▶ _RECORDS_:

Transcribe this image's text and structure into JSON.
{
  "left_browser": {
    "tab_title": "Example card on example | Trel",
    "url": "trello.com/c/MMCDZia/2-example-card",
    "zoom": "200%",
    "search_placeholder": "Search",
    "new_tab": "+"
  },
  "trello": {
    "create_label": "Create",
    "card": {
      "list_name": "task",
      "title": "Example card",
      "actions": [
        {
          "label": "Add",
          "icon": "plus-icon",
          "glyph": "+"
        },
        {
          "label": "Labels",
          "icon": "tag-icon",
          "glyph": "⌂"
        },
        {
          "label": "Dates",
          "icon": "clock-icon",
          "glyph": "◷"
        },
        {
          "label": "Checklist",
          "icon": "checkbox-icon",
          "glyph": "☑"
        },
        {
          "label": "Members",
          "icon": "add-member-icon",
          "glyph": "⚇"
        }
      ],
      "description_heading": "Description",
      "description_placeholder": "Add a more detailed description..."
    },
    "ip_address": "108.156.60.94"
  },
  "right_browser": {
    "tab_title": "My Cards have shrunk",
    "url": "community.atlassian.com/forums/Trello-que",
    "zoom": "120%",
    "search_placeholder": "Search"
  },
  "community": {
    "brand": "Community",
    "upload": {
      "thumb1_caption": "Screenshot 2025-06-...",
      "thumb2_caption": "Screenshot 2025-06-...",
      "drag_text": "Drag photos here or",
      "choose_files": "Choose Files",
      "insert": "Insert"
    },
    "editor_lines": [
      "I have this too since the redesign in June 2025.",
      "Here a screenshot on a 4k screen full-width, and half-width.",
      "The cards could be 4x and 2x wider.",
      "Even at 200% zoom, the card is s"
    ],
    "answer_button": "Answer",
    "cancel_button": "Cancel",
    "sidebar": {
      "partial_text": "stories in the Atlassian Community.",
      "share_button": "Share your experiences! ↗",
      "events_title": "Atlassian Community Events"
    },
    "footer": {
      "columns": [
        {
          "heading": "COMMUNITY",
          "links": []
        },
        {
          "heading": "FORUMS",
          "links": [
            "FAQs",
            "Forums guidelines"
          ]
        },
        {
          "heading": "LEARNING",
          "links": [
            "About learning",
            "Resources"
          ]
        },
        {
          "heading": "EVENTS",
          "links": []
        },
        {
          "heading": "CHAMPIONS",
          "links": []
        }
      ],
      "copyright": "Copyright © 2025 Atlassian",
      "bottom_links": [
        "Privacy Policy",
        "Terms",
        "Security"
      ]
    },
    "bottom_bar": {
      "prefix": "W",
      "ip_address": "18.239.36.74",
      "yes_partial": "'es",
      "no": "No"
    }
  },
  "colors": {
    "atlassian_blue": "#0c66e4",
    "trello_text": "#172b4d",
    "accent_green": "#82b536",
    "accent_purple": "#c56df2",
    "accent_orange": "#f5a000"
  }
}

▶ _DO THIS_: Write the data back out verbatim.

▶ _ANSWER IN FULL_:
Transcribe this image's text and structure into JSON.
{
  "left_browser": {
    "tab_title": "Example card on example | Trel",
    "url": "trello.com/c/MMCDZia/2-example-card",
    "zoom": "200%",
    "search_placeholder": "Search",
    "new_tab": "+"
  },
  "trello": {
    "create_label": "Create",
    "card": {
      "list_name": "task",
      "title": "Example card",
      "actions": [
        {
          "label": "Add",
          "icon": "plus-icon",
          "glyph": "+"
        },
        {
          "label": "Labels",
          "icon": "tag-icon",
          "glyph": "⌂"
        },
        {
          "label": "Dates",
          "icon": "clock-icon",
          "glyph": "◷"
        },
        {
          "label": "Checklist",
          "icon": "checkbox-icon",
          "glyph": "☑"
        },
        {
          "label": "Members",
          "icon": "add-member-icon",
          "glyph": "⚇"
        }
      ],
      "description_heading": "Description",
      "description_placeholder": "Add a more detailed description..."
    },
    "ip_address": "108.156.60.94"
  },
  "right_browser": {
    "tab_title": "My Cards have shrunk",
    "url": "community.atlassian.com/forums/Trello-que",
    "zoom": "120%",
    "search_placeholder": "Search"
  },
  "community": {
    "brand": "Community",
    "upload": {
      "thumb1_caption": "Screenshot 2025-06-...",
      "thumb2_caption": "Screenshot 2025-06-...",
      "drag_text": "Drag photos here or",
      "choose_files": "Choose Files",
      "insert": "Insert"
    },
    "editor_lines": [
      "I have this too since the redesign in June 2025.",
      "Here a screenshot on a 4k screen full-width, and half-width.",
      "The cards could be 4x and 2x wider.",
      "Even at 200% zoom, the card is s"
    ],
    "answer_button": "Answer",
    "cancel_button": "Cancel",
    "sidebar": {
      "partial_text": "stories in the Atlassian Community.",
      "share_button": "Share your experiences! ↗",
      "events_title": "Atlassian Community Events"
    },
    "footer": {
      "columns": [
        {
          "heading": "COMMUNITY",
          "links": []
        },
        {
          "heading": "FORUMS",
          "links": [
            "FAQs",
            "Forums guidelines"
          ]
        },
        {
          "heading": "LEARNING",
          "links": [
            "About learning",
            "Resources"
          ]
        },
        {
          "heading": "EVENTS",
          "links": []
        },
        {
          "heading": "CHAMPIONS",
          "links": []
        }
      ],
      "copyright": "Copyright © 2025 Atlassian",
      "bottom_links": [
        "Privacy Policy",
        "Terms",
        "Security"
      ]
    },
    "bottom_bar": {
      "prefix": "W",
      "ip_address": "18.239.36.74",
      "yes_partial": "'es",
      "no": "No"
    }
  },
  "colors": {
    "atlassian_blue": "#0c66e4",
    "trello_text": "#172b4d",
    "accent_green": "#82b536",
    "accent_purple": "#c56df2",
    "accent_orange": "#f5a000"
  }
}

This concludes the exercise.